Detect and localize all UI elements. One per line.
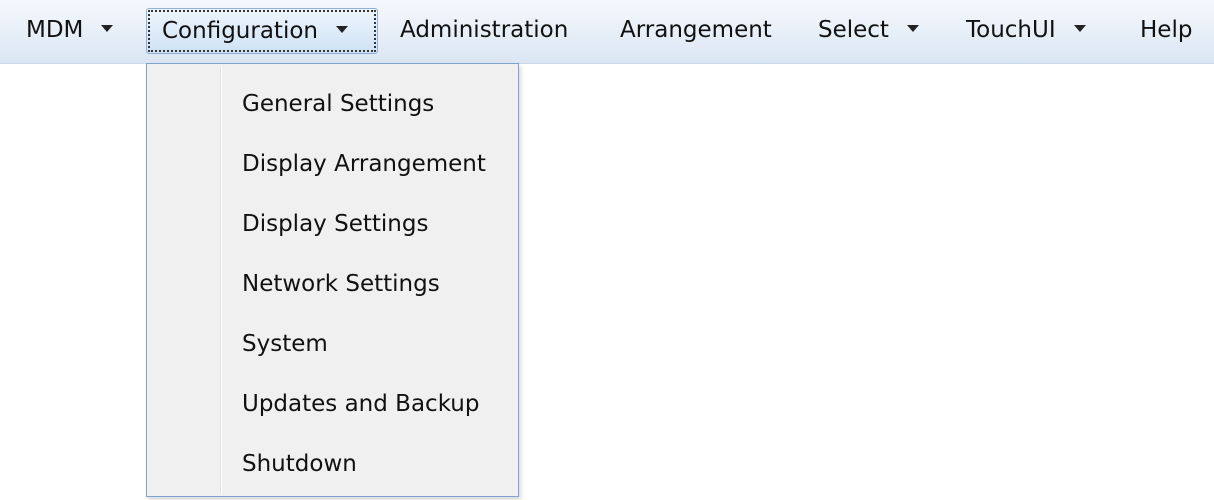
configuration-dropdown-menu: General Settings Display Arrangement Dis…: [146, 63, 519, 497]
menu-administration-label: Administration: [400, 17, 569, 43]
menu-item-system[interactable]: System: [242, 324, 328, 364]
caret-down-icon: [335, 26, 348, 33]
menu-item-shutdown[interactable]: Shutdown: [242, 444, 357, 484]
caret-down-icon: [906, 25, 919, 32]
menu-select[interactable]: Select: [818, 8, 919, 54]
menu-item-general-settings[interactable]: General Settings: [242, 84, 434, 124]
menu-administration[interactable]: Administration: [400, 8, 568, 54]
caret-down-icon: [101, 25, 114, 32]
menu-mdm[interactable]: MDM: [26, 8, 114, 54]
menu-item-network-settings[interactable]: Network Settings: [242, 264, 440, 304]
menu-configuration[interactable]: Configuration: [146, 8, 378, 54]
menu-icon-gutter-divider: [220, 66, 222, 494]
menu-mdm-label: MDM: [26, 17, 84, 43]
menu-item-display-settings[interactable]: Display Settings: [242, 204, 428, 244]
menu-select-label: Select: [818, 17, 889, 43]
menu-item-display-arrangement[interactable]: Display Arrangement: [242, 144, 486, 184]
caret-down-icon: [1073, 25, 1086, 32]
menu-help[interactable]: Help: [1140, 8, 1192, 54]
menu-item-updates-and-backup[interactable]: Updates and Backup: [242, 384, 479, 424]
menu-help-label: Help: [1140, 17, 1193, 43]
menu-touchui[interactable]: TouchUI: [966, 8, 1086, 54]
menu-touchui-label: TouchUI: [966, 17, 1056, 43]
menu-configuration-label: Configuration: [162, 18, 318, 44]
menu-arrangement-label: Arrangement: [620, 17, 772, 43]
menu-bar: MDM Configuration Administration Arrange…: [0, 0, 1214, 64]
menu-arrangement[interactable]: Arrangement: [620, 8, 772, 54]
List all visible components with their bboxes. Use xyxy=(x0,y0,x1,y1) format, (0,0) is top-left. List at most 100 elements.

###

Short problem - Copy every line of the material above word for word, leaving out the picture.

Result -
Detect and localize all UI elements. One per line.
configuration-dropdown-menu: General Settings Display Arrangement Dis…: [146, 63, 519, 497]
menu-administration-label: Administration: [400, 17, 569, 43]
menu-item-system[interactable]: System: [242, 324, 328, 364]
caret-down-icon: [335, 26, 348, 33]
menu-item-shutdown[interactable]: Shutdown: [242, 444, 357, 484]
caret-down-icon: [906, 25, 919, 32]
menu-select[interactable]: Select: [818, 8, 919, 54]
menu-item-general-settings[interactable]: General Settings: [242, 84, 434, 124]
menu-administration[interactable]: Administration: [400, 8, 568, 54]
caret-down-icon: [101, 25, 114, 32]
menu-mdm[interactable]: MDM: [26, 8, 114, 54]
menu-item-network-settings[interactable]: Network Settings: [242, 264, 440, 304]
menu-configuration[interactable]: Configuration: [146, 8, 378, 54]
menu-icon-gutter-divider: [220, 66, 222, 494]
menu-mdm-label: MDM: [26, 17, 84, 43]
menu-item-display-settings[interactable]: Display Settings: [242, 204, 428, 244]
menu-select-label: Select: [818, 17, 889, 43]
menu-item-display-arrangement[interactable]: Display Arrangement: [242, 144, 486, 184]
caret-down-icon: [1073, 25, 1086, 32]
menu-help[interactable]: Help: [1140, 8, 1192, 54]
menu-item-updates-and-backup[interactable]: Updates and Backup: [242, 384, 479, 424]
menu-help-label: Help: [1140, 17, 1193, 43]
menu-touchui[interactable]: TouchUI: [966, 8, 1086, 54]
menu-touchui-label: TouchUI: [966, 17, 1056, 43]
menu-configuration-label: Configuration: [162, 18, 318, 44]
menu-arrangement-label: Arrangement: [620, 17, 772, 43]
menu-bar: MDM Configuration Administration Arrange…: [0, 0, 1214, 64]
menu-arrangement[interactable]: Arrangement: [620, 8, 772, 54]
List all visible components with their bboxes. Use xyxy=(x0,y0,x1,y1) format, (0,0) is top-left. List at most 100 elements.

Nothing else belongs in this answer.